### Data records

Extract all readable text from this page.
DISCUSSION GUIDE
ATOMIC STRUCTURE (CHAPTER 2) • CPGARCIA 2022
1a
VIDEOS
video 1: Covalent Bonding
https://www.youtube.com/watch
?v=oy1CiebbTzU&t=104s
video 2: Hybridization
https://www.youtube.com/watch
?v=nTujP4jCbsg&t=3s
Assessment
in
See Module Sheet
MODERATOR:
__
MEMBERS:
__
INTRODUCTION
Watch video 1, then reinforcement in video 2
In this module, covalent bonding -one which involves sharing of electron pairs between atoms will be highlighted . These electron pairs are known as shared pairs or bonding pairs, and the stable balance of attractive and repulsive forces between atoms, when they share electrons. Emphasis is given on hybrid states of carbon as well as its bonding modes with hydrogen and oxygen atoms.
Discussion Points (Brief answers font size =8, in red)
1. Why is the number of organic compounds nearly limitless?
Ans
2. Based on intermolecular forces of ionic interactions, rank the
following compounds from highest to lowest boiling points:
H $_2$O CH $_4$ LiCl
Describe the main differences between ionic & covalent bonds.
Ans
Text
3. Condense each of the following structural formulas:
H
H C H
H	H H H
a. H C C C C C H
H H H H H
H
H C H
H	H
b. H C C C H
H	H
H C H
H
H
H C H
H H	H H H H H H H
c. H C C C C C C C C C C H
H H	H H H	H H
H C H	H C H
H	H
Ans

### Work required
Reproduce the material above without altering a single character.

### Problem solution
Extract all readable text from this page.
DISCUSSION GUIDE
ATOMIC STRUCTURE (CHAPTER 2) • CPGARCIA 2022
1a
VIDEOS
video 1: Covalent Bonding
https://www.youtube.com/watch
?v=oy1CiebbTzU&t=104s
video 2: Hybridization
https://www.youtube.com/watch
?v=nTujP4jCbsg&t=3s
Assessment
in
See Module Sheet
MODERATOR:
__
MEMBERS:
__
INTRODUCTION
Watch video 1, then reinforcement in video 2
In this module, covalent bonding -one which involves sharing of electron pairs between atoms will be highlighted . These electron pairs are known as shared pairs or bonding pairs, and the stable balance of attractive and repulsive forces between atoms, when they share electrons. Emphasis is given on hybrid states of carbon as well as its bonding modes with hydrogen and oxygen atoms.
Discussion Points (Brief answers font size =8, in red)
1. Why is the number of organic compounds nearly limitless?
Ans
2. Based on intermolecular forces of ionic interactions, rank the
following compounds from highest to lowest boiling points:
H $_2$O CH $_4$ LiCl
Describe the main differences between ionic & covalent bonds.
Ans
Text
3. Condense each of the following structural formulas:
H
H C H
H	H H H
a. H C C C C C H
H H H H H
H
H C H
H	H
b. H C C C H
H	H
H C H
H
H
H C H
H H	H H H H H H H
c. H C C C C C C C C C C H
H H	H H H	H H
H C H	H C H
H	H
Ans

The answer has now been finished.